Information given:
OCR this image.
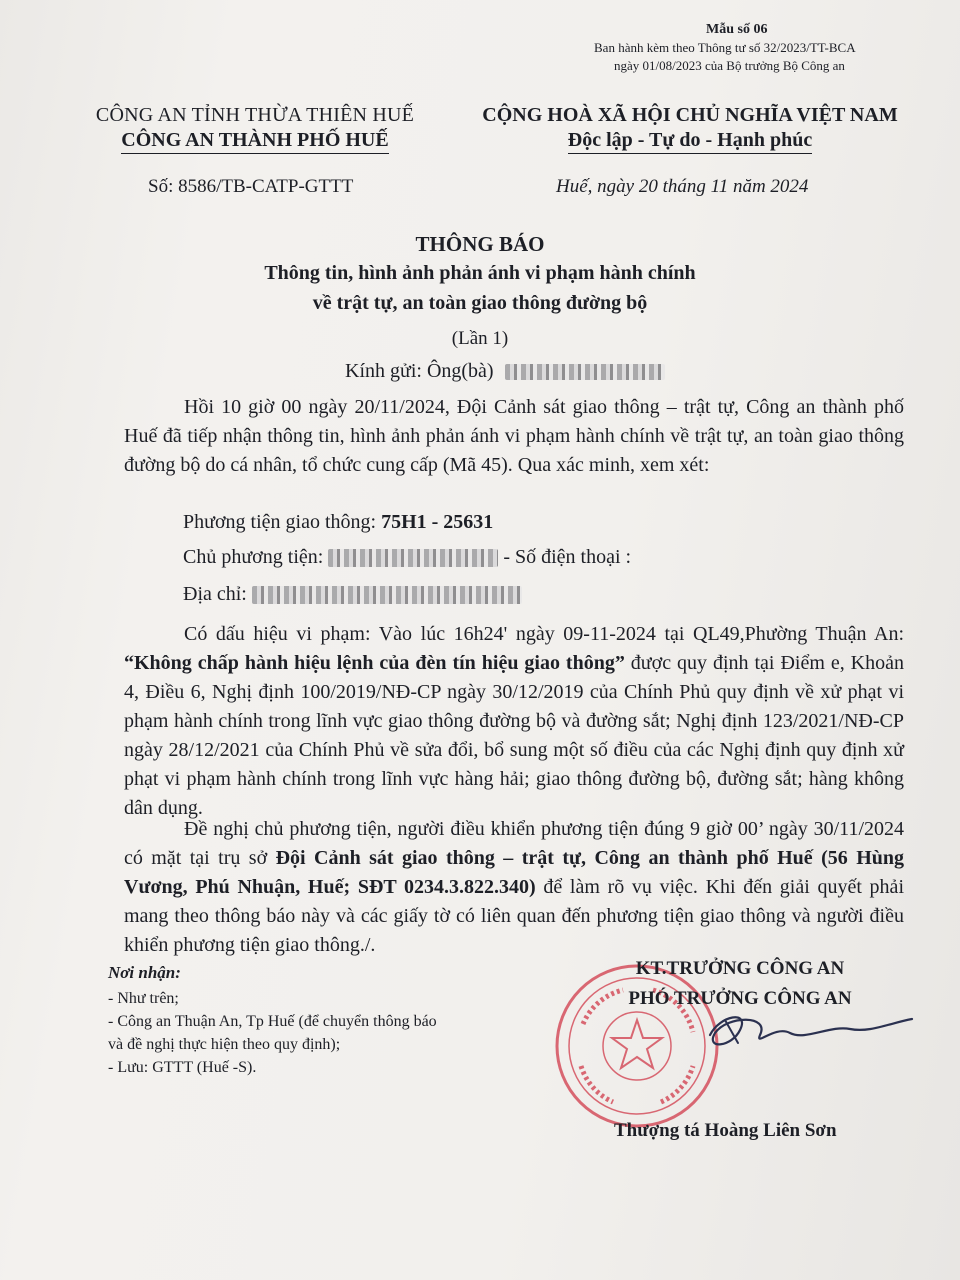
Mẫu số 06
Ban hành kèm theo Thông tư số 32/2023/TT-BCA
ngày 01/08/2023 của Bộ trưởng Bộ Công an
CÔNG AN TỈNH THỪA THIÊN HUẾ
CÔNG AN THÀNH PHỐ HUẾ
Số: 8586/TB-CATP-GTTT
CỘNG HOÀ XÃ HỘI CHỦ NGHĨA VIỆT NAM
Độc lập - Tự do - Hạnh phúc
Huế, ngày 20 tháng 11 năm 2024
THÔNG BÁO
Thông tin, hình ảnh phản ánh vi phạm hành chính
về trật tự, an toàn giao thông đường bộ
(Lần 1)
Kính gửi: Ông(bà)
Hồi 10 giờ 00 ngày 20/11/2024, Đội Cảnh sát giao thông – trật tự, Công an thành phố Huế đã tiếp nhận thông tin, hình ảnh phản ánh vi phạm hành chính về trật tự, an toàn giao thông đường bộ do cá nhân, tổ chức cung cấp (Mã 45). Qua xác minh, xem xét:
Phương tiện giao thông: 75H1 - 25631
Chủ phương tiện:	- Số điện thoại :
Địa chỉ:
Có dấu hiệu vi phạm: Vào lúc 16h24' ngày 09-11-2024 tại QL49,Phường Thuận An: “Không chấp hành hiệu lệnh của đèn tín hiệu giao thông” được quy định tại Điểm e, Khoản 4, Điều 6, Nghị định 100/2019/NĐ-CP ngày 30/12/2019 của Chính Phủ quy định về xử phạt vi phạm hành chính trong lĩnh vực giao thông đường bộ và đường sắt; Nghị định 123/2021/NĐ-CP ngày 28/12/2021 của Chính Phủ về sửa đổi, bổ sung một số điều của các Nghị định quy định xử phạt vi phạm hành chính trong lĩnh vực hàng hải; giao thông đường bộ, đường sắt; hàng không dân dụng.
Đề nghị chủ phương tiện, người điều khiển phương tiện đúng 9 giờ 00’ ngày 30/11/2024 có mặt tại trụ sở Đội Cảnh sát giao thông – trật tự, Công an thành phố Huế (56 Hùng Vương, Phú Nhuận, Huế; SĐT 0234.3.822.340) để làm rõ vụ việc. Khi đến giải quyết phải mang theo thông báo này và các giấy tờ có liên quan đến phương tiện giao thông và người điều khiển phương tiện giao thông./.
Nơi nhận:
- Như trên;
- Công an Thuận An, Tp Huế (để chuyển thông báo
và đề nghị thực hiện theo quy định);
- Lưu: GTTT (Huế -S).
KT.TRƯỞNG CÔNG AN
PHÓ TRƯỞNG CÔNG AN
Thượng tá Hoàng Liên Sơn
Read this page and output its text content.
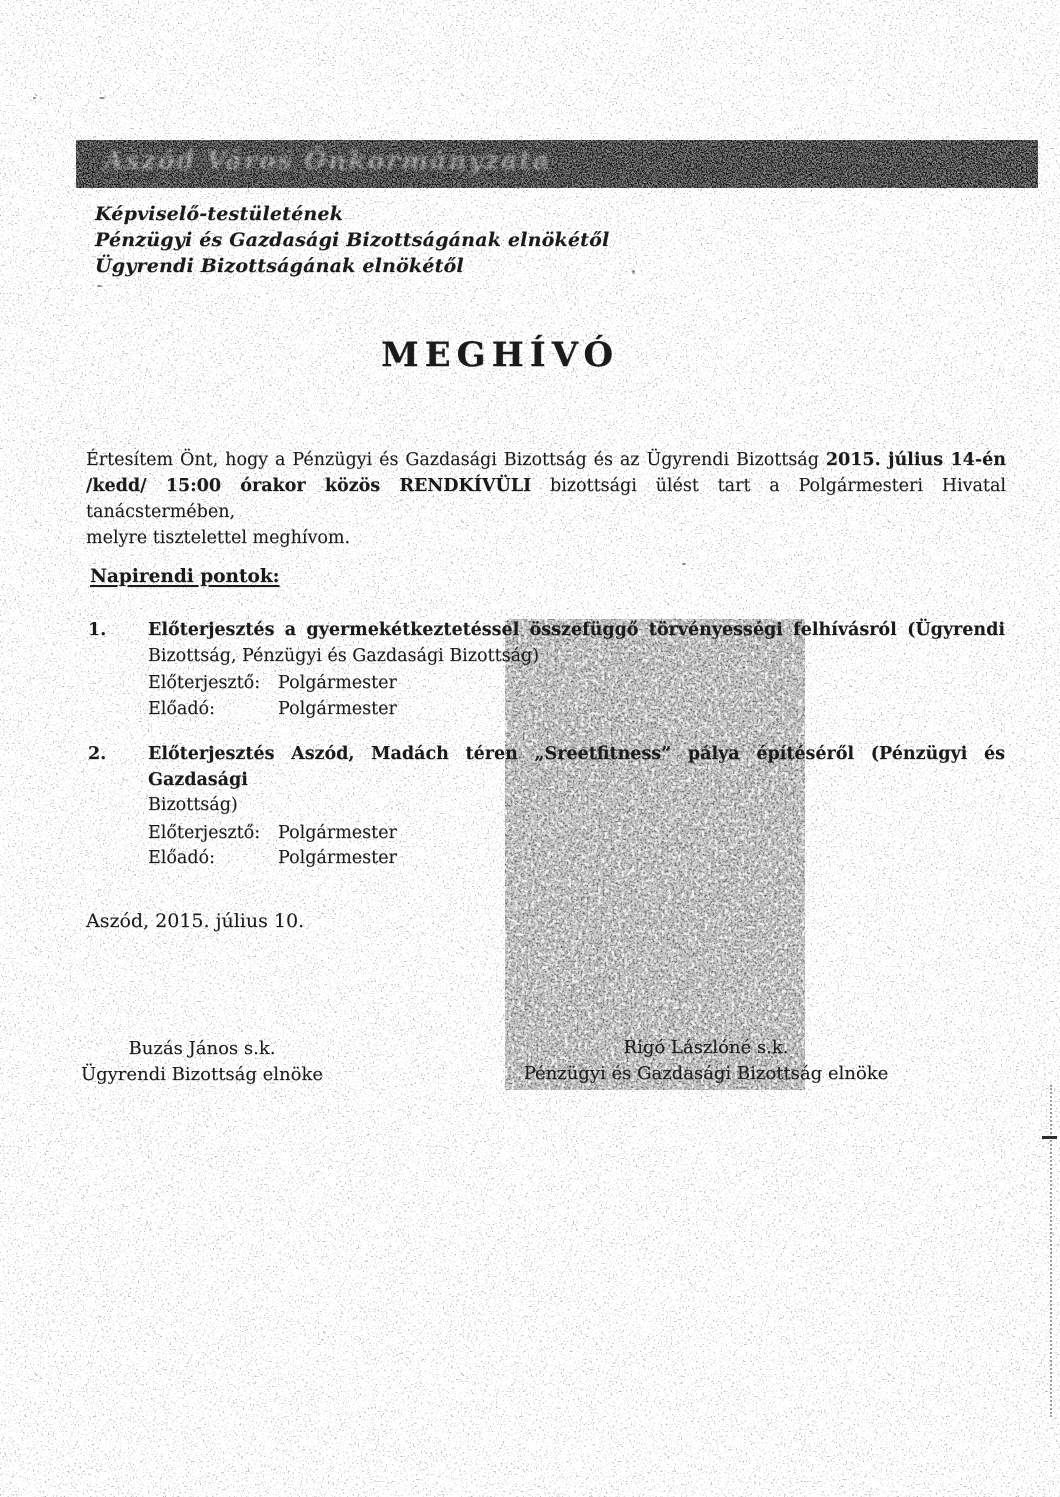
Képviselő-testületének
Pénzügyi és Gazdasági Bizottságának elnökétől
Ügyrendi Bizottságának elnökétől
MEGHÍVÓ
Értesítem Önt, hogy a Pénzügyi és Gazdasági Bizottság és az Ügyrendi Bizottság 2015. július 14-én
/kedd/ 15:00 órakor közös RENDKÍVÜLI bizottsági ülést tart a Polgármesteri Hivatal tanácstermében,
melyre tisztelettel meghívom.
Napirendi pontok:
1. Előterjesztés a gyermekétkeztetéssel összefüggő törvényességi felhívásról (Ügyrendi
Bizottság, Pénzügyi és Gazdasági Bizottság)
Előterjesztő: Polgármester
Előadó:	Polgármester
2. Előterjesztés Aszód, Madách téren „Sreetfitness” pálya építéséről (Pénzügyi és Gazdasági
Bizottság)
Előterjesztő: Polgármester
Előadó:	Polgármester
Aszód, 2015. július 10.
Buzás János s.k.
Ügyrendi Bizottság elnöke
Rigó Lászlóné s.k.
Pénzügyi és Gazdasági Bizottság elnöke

Do this: Locate the string "Ügyrendi" in the listing above and copy every line where it occurs.

Response:
Ügyrendi Bizottságának elnökétől
Értesítem Önt, hogy a Pénzügyi és Gazdasági Bizottság és az Ügyrendi Bizottság 2015. július 14-én
1. Előterjesztés a gyermekétkeztetéssel összefüggő törvényességi felhívásról (Ügyrendi
Ügyrendi Bizottság elnöke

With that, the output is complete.